- [PROBLEM] Set down, in full, every record in the block.

##### RECORDS SUPPLIED

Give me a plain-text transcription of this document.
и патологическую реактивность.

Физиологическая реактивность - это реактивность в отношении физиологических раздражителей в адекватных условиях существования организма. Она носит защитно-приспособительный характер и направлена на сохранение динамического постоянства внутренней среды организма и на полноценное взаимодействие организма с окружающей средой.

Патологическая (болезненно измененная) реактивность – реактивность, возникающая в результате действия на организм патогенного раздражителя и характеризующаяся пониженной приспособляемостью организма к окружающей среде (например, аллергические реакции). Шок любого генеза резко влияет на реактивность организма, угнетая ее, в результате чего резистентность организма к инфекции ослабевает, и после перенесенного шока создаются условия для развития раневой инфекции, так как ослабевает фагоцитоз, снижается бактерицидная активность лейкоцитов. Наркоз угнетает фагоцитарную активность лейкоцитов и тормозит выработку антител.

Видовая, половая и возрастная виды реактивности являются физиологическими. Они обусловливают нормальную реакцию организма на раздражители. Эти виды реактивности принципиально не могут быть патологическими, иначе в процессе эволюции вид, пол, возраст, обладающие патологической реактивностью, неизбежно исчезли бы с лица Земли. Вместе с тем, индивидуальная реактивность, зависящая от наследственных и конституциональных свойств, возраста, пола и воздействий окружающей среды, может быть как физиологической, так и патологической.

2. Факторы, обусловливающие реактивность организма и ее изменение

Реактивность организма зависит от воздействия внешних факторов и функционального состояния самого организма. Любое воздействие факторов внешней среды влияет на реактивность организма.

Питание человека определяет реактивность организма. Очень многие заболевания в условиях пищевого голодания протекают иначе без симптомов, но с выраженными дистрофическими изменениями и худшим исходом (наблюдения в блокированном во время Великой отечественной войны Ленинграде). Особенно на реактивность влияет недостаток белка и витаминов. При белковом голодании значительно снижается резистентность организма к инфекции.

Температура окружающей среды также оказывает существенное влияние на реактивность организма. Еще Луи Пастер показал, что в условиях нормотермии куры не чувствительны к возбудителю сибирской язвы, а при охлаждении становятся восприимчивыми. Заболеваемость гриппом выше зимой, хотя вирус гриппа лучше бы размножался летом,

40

##########

- [FINAL RESULT]
Give me a plain-text transcription of this document.
и патологическую реактивность.

Физиологическая реактивность - это реактивность в отношении физиологических раздражителей в адекватных условиях существования организма. Она носит защитно-приспособительный характер и направлена на сохранение динамического постоянства внутренней среды организма и на полноценное взаимодействие организма с окружающей средой.

Патологическая (болезненно измененная) реактивность – реактивность, возникающая в результате действия на организм патогенного раздражителя и характеризующаяся пониженной приспособляемостью организма к окружающей среде (например, аллергические реакции). Шок любого генеза резко влияет на реактивность организма, угнетая ее, в результате чего резистентность организма к инфекции ослабевает, и после перенесенного шока создаются условия для развития раневой инфекции, так как ослабевает фагоцитоз, снижается бактерицидная активность лейкоцитов. Наркоз угнетает фагоцитарную активность лейкоцитов и тормозит выработку антител.

Видовая, половая и возрастная виды реактивности являются физиологическими. Они обусловливают нормальную реакцию организма на раздражители. Эти виды реактивности принципиально не могут быть патологическими, иначе в процессе эволюции вид, пол, возраст, обладающие патологической реактивностью, неизбежно исчезли бы с лица Земли. Вместе с тем, индивидуальная реактивность, зависящая от наследственных и конституциональных свойств, возраста, пола и воздействий окружающей среды, может быть как физиологической, так и патологической.

2. Факторы, обусловливающие реактивность организма и ее изменение

Реактивность организма зависит от воздействия внешних факторов и функционального состояния самого организма. Любое воздействие факторов внешней среды влияет на реактивность организма.

Питание человека определяет реактивность организма. Очень многие заболевания в условиях пищевого голодания протекают иначе без симптомов, но с выраженными дистрофическими изменениями и худшим исходом (наблюдения в блокированном во время Великой отечественной войны Ленинграде). Особенно на реактивность влияет недостаток белка и витаминов. При белковом голодании значительно снижается резистентность организма к инфекции.

Температура окружающей среды также оказывает существенное влияние на реактивность организма. Еще Луи Пастер показал, что в условиях нормотермии куры не чувствительны к возбудителю сибирской язвы, а при охлаждении становятся восприимчивыми. Заболеваемость гриппом выше зимой, хотя вирус гриппа лучше бы размножался летом,

40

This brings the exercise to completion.